Count how many lines of the data below contain the string "name"; the reply should be that number alone.

>> Begin RECORDS SUPPLIED

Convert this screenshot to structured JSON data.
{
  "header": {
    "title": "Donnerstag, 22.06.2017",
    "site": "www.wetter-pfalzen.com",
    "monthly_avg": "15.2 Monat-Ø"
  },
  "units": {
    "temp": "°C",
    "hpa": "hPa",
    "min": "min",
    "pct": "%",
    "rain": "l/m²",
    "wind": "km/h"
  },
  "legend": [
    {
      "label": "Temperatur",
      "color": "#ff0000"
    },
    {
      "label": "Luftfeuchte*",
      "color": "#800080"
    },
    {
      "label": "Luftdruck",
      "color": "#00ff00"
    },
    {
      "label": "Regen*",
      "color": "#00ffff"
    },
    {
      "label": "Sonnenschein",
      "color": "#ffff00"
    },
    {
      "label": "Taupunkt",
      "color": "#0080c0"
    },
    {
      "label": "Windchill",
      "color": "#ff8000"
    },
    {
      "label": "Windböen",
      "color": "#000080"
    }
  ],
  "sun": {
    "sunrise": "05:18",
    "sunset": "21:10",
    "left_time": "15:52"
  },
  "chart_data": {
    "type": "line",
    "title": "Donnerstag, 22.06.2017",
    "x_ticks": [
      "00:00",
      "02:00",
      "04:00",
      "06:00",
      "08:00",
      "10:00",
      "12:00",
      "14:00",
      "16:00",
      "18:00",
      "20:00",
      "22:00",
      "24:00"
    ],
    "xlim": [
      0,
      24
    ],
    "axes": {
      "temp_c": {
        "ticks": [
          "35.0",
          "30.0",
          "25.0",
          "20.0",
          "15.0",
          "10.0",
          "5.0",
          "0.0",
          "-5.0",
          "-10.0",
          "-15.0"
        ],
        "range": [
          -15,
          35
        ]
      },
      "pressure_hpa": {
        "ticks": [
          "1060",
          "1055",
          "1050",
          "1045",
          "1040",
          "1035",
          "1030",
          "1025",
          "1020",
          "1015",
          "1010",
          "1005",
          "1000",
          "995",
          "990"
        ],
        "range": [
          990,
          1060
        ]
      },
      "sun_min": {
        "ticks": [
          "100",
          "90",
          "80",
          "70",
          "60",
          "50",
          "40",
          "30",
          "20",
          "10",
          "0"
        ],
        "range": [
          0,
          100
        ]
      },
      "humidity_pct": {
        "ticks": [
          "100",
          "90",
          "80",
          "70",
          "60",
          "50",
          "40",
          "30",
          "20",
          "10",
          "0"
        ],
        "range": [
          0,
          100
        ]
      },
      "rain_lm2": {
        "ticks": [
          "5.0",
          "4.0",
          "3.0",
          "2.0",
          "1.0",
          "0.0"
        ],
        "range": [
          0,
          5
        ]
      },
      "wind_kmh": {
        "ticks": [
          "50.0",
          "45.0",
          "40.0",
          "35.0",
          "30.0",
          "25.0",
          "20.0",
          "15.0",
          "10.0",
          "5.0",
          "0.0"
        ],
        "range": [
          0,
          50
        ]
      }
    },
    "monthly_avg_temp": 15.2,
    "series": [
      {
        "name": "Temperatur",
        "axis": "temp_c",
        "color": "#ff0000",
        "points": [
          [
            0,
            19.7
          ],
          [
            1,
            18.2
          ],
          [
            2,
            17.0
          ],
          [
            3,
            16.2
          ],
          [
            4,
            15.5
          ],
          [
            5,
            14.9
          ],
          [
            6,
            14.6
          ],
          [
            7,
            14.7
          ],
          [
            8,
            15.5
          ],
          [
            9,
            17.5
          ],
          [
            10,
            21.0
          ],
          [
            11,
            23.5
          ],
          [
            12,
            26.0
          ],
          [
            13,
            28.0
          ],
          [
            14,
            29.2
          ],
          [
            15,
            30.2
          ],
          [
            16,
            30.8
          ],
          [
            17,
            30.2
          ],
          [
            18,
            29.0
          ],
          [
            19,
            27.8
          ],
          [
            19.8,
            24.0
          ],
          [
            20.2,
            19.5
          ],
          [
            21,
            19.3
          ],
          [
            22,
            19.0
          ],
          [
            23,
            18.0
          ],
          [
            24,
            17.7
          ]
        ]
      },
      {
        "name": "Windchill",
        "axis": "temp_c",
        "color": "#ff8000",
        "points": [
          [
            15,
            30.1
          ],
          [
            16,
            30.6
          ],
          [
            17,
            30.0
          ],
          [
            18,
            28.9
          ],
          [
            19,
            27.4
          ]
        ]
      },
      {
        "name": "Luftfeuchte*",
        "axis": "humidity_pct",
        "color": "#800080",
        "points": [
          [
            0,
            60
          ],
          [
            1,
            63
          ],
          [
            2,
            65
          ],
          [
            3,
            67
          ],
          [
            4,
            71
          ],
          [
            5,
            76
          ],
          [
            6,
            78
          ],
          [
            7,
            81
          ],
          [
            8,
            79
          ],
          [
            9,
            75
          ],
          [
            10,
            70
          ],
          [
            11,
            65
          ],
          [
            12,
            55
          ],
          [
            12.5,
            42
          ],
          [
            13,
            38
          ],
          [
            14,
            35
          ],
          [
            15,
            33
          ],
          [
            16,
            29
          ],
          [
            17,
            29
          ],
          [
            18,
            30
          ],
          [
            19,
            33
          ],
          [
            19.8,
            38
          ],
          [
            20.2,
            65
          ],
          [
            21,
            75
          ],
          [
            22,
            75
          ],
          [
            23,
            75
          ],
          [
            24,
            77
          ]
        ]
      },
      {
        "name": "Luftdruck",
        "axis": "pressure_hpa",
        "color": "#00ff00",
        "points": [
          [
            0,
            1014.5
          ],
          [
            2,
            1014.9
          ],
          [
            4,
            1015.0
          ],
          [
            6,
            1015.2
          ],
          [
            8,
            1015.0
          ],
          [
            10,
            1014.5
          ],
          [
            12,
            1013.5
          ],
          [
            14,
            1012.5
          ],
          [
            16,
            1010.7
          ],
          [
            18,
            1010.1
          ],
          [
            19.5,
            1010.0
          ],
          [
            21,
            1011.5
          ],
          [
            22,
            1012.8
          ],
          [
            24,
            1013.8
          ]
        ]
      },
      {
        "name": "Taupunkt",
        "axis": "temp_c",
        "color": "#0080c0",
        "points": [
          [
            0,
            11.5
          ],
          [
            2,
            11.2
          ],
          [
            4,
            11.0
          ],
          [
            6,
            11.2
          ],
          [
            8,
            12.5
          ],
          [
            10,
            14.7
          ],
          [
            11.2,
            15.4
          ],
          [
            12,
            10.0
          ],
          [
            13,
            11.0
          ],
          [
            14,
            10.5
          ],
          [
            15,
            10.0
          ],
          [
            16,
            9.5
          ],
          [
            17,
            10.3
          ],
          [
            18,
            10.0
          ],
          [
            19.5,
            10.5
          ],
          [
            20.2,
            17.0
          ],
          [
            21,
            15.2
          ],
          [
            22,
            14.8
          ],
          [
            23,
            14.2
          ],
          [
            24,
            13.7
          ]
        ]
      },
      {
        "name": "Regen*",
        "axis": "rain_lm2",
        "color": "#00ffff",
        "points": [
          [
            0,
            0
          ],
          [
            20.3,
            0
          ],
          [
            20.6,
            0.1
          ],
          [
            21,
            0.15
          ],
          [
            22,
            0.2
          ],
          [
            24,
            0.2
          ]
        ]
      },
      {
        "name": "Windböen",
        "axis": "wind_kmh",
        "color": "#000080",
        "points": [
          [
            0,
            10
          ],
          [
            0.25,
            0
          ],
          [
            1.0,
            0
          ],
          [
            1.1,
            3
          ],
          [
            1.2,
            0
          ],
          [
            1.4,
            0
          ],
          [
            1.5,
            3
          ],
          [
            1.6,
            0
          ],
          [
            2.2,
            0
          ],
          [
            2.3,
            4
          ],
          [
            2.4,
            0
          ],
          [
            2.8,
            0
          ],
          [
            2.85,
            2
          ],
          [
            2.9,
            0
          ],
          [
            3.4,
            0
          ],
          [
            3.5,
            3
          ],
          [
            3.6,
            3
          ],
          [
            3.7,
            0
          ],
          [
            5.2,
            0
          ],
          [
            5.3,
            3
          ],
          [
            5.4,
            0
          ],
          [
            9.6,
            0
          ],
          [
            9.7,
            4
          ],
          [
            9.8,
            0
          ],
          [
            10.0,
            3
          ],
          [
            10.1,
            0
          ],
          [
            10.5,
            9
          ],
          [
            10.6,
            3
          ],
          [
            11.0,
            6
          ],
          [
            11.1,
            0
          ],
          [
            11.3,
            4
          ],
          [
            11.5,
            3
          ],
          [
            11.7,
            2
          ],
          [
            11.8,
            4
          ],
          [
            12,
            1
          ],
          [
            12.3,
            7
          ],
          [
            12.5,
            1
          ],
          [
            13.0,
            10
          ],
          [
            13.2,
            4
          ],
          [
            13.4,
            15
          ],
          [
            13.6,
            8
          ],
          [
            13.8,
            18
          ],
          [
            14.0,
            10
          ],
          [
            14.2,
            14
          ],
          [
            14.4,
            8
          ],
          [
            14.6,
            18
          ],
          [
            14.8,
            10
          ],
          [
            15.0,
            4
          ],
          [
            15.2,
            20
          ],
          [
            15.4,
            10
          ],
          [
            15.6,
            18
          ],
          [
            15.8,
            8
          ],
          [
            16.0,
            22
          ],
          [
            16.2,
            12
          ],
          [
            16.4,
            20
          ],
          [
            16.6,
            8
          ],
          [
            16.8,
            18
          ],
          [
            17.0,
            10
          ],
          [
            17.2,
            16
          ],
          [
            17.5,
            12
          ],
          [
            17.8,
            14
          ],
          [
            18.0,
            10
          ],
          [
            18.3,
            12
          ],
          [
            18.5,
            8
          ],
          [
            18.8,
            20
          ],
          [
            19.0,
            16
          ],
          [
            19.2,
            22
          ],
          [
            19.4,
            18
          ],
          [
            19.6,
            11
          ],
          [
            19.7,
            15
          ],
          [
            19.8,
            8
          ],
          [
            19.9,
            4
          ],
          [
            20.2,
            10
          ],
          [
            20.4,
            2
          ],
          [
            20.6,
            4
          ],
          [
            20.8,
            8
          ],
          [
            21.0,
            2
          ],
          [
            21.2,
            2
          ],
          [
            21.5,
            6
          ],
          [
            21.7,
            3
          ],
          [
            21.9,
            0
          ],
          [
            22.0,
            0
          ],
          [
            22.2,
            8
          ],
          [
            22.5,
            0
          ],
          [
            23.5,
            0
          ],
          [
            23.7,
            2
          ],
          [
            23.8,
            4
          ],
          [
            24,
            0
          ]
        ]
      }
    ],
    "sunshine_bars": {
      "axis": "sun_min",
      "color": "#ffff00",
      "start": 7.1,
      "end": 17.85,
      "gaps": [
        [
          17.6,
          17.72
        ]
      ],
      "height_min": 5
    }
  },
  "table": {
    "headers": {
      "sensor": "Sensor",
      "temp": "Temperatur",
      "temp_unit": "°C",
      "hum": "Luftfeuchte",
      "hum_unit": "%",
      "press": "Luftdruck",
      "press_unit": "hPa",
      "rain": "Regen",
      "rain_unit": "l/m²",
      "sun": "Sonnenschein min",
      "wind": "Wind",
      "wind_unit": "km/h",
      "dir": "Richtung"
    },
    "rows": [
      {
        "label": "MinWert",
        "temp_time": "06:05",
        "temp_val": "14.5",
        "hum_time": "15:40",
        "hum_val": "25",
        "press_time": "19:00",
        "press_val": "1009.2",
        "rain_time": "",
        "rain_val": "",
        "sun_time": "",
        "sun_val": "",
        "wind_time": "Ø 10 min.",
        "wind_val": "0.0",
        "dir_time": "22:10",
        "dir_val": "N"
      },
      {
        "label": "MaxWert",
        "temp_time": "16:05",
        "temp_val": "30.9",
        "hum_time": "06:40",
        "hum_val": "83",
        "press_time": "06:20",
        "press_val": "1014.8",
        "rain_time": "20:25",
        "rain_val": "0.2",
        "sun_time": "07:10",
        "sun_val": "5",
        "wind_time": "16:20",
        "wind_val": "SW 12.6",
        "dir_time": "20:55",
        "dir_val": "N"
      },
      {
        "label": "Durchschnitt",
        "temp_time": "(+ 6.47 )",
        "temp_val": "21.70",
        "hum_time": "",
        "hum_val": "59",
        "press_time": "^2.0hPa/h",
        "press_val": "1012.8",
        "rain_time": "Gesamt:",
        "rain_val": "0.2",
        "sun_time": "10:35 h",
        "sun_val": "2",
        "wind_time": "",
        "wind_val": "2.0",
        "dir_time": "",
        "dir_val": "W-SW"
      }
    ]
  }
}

>> End RECORDS SUPPLIED

SOLUTION TO THIS TASK:
7